__Exercise aim__
Among the entries that follow, tally the lines with the string "center". Give no more than the number.

------------

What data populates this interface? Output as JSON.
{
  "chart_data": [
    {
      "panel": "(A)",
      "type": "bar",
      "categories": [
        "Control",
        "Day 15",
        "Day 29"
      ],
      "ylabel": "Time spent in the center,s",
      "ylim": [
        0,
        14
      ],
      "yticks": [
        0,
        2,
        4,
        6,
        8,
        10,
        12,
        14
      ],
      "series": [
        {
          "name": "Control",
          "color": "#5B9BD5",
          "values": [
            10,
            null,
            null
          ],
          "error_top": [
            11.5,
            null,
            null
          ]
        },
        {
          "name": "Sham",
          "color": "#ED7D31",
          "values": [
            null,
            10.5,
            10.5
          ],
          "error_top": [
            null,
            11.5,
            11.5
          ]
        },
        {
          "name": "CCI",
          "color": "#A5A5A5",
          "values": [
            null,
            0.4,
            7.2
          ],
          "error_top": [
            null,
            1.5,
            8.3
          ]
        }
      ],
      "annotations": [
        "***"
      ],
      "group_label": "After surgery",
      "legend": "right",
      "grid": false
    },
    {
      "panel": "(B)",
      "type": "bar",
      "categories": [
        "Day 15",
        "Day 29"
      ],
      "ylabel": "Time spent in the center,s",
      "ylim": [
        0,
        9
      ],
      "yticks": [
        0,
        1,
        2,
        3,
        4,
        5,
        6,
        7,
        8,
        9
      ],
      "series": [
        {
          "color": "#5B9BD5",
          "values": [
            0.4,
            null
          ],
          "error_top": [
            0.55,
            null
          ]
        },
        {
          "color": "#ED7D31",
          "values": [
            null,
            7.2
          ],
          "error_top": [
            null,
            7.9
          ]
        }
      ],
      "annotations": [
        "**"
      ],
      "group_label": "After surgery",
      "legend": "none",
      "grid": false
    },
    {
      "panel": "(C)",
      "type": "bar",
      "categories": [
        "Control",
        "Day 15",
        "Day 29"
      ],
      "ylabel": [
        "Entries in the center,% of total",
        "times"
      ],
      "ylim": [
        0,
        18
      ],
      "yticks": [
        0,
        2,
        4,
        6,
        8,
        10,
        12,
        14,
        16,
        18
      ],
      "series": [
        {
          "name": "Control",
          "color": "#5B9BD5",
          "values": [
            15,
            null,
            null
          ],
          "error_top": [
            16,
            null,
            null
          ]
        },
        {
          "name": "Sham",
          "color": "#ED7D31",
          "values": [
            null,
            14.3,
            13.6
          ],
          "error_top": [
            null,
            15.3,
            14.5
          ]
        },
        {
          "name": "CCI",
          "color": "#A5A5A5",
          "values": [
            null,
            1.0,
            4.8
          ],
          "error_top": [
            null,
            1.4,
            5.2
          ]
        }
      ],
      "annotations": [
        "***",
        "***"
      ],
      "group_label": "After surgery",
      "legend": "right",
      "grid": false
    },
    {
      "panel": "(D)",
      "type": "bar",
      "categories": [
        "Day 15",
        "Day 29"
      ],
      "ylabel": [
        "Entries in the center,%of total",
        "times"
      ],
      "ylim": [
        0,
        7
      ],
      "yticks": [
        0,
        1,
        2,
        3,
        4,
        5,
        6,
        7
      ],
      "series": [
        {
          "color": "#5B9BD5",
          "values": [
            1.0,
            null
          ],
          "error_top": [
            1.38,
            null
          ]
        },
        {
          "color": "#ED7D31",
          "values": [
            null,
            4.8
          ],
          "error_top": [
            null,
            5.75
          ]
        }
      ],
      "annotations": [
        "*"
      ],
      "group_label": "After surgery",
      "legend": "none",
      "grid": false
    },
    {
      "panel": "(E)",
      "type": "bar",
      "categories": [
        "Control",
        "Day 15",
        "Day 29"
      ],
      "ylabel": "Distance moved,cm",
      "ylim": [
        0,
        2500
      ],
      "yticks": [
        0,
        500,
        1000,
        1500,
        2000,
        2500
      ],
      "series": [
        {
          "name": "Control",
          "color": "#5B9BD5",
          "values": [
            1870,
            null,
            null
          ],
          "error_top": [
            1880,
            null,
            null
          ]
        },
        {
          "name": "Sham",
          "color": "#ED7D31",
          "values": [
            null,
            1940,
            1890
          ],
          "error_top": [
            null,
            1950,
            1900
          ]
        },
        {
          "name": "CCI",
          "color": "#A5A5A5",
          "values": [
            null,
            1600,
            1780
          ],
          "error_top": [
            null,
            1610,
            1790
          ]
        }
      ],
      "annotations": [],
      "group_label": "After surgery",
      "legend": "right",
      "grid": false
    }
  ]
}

------------

__Complete answer__
4